**REQUIRED TASK:**
Skip the images. Copy the records exactly as written.

**RECORD SET:**
<<<<
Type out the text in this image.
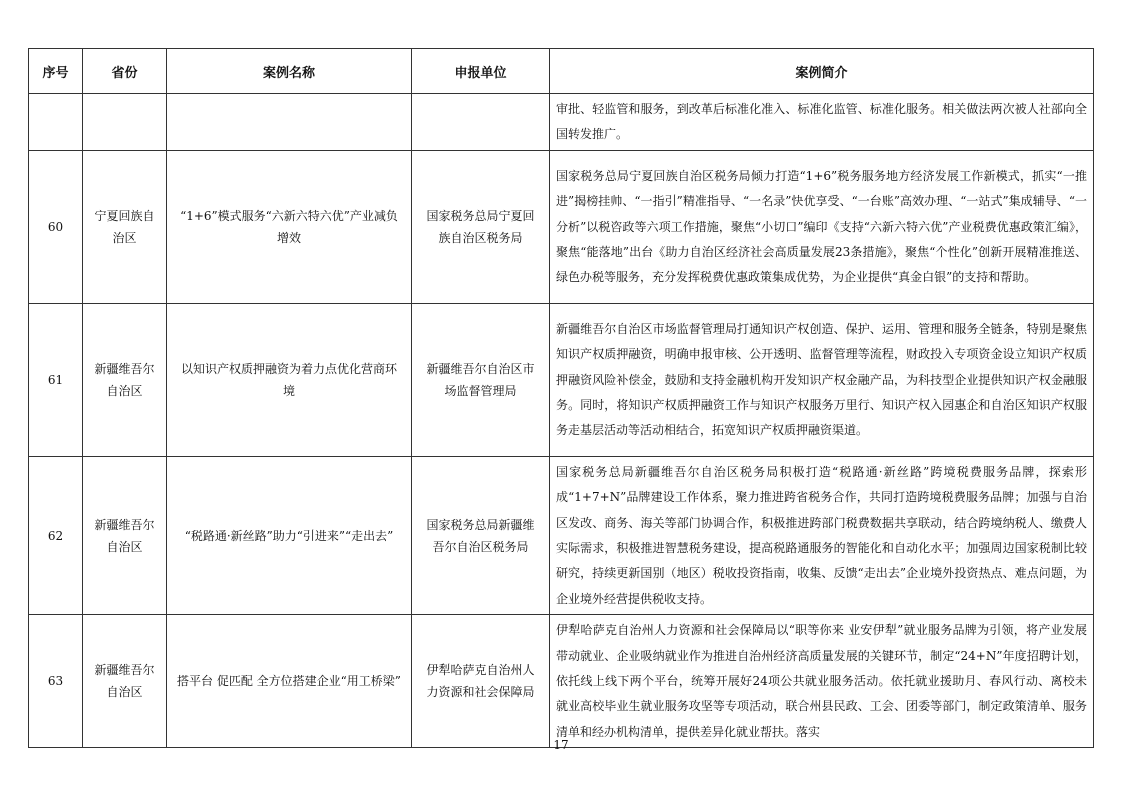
序号	省份	案例名称	申报单位	案例简介
				审批、轻监管和服务，到改革后标准化准入、标准化监管、标准化服务。相关做法两次被人社部向全国转发推广。
60	宁夏回族自治区	“1+6”模式服务“六新六特六优”产业减负增效	国家税务总局宁夏回族自治区税务局	国家税务总局宁夏回族自治区税务局倾力打造“1+6”税务服务地方经济发展工作新模式，抓实“一推进”揭榜挂帅、“一指引”精准指导、“一名录”快优享受、“一台账”高效办理、“一站式”集成辅导、“一分析”以税咨政等六项工作措施，聚焦“小切口”编印《支持“六新六特六优”产业税费优惠政策汇编》，聚焦“能落地”出台《助力自治区经济社会高质量发展23条措施》，聚焦“个性化”创新开展精准推送、绿色办税等服务，充分发挥税费优惠政策集成优势，为企业提供“真金白银”的支持和帮助。
61	新疆维吾尔自治区	以知识产权质押融资为着力点优化营商环境	新疆维吾尔自治区市场监督管理局	新疆维吾尔自治区市场监督管理局打通知识产权创造、保护、运用、管理和服务全链条，特别是聚焦知识产权质押融资，明确申报审核、公开透明、监督管理等流程，财政投入专项资金设立知识产权质押融资风险补偿金，鼓励和支持金融机构开发知识产权金融产品，为科技型企业提供知识产权金融服务。同时，将知识产权质押融资工作与知识产权服务万里行、知识产权入园惠企和自治区知识产权服务走基层活动等活动相结合，拓宽知识产权质押融资渠道。
62	新疆维吾尔自治区	“税路通·新丝路”助力“引进来”“走出去”	国家税务总局新疆维吾尔自治区税务局	国家税务总局新疆维吾尔自治区税务局积极打造“税路通·新丝路”跨境税费服务品牌，探索形成“1+7+N”品牌建设工作体系，聚力推进跨省税务合作，共同打造跨境税费服务品牌；加强与自治区发改、商务、海关等部门协调合作，积极推进跨部门税费数据共享联动，结合跨境纳税人、缴费人实际需求，积极推进智慧税务建设，提高税路通服务的智能化和自动化水平；加强周边国家税制比较研究，持续更新国别（地区）税收投资指南，收集、反馈“走出去”企业境外投资热点、难点问题，为企业境外经营提供税收支持。
63	新疆维吾尔自治区	搭平台 促匹配 全方位搭建企业“用工桥梁”	伊犁哈萨克自治州人力资源和社会保障局	伊犁哈萨克自治州人力资源和社会保障局以“职等你来 业安伊犁”就业服务品牌为引领，将产业发展带动就业、企业吸纳就业作为推进自治州经济高质量发展的关键环节，制定“24+N”年度招聘计划，依托线上线下两个平台，统筹开展好24项公共就业服务活动。依托就业援助月、春风行动、离校未就业高校毕业生就业服务攻坚等专项活动，联合州县民政、工会、团委等部门，制定政策清单、服务清单和经办机构清单，提供差异化就业帮扶。落实
17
>>>>
**RESPONSE TO THE EXERCISE:**
Type out the text in this image.
序号	省份	案例名称	申报单位	案例简介
				审批、轻监管和服务，到改革后标准化准入、标准化监管、标准化服务。相关做法两次被人社部向全国转发推广。
60	宁夏回族自治区	“1+6”模式服务“六新六特六优”产业减负增效	国家税务总局宁夏回族自治区税务局	国家税务总局宁夏回族自治区税务局倾力打造“1+6”税务服务地方经济发展工作新模式，抓实“一推进”揭榜挂帅、“一指引”精准指导、“一名录”快优享受、“一台账”高效办理、“一站式”集成辅导、“一分析”以税咨政等六项工作措施，聚焦“小切口”编印《支持“六新六特六优”产业税费优惠政策汇编》，聚焦“能落地”出台《助力自治区经济社会高质量发展23条措施》，聚焦“个性化”创新开展精准推送、绿色办税等服务，充分发挥税费优惠政策集成优势，为企业提供“真金白银”的支持和帮助。
61	新疆维吾尔自治区	以知识产权质押融资为着力点优化营商环境	新疆维吾尔自治区市场监督管理局	新疆维吾尔自治区市场监督管理局打通知识产权创造、保护、运用、管理和服务全链条，特别是聚焦知识产权质押融资，明确申报审核、公开透明、监督管理等流程，财政投入专项资金设立知识产权质押融资风险补偿金，鼓励和支持金融机构开发知识产权金融产品，为科技型企业提供知识产权金融服务。同时，将知识产权质押融资工作与知识产权服务万里行、知识产权入园惠企和自治区知识产权服务走基层活动等活动相结合，拓宽知识产权质押融资渠道。
62	新疆维吾尔自治区	“税路通·新丝路”助力“引进来”“走出去”	国家税务总局新疆维吾尔自治区税务局	国家税务总局新疆维吾尔自治区税务局积极打造“税路通·新丝路”跨境税费服务品牌，探索形成“1+7+N”品牌建设工作体系，聚力推进跨省税务合作，共同打造跨境税费服务品牌；加强与自治区发改、商务、海关等部门协调合作，积极推进跨部门税费数据共享联动，结合跨境纳税人、缴费人实际需求，积极推进智慧税务建设，提高税路通服务的智能化和自动化水平；加强周边国家税制比较研究，持续更新国别（地区）税收投资指南，收集、反馈“走出去”企业境外投资热点、难点问题，为企业境外经营提供税收支持。
63	新疆维吾尔自治区	搭平台 促匹配 全方位搭建企业“用工桥梁”	伊犁哈萨克自治州人力资源和社会保障局	伊犁哈萨克自治州人力资源和社会保障局以“职等你来 业安伊犁”就业服务品牌为引领，将产业发展带动就业、企业吸纳就业作为推进自治州经济高质量发展的关键环节，制定“24+N”年度招聘计划，依托线上线下两个平台，统筹开展好24项公共就业服务活动。依托就业援助月、春风行动、离校未就业高校毕业生就业服务攻坚等专项活动，联合州县民政、工会、团委等部门，制定政策清单、服务清单和经办机构清单，提供差异化就业帮扶。落实
17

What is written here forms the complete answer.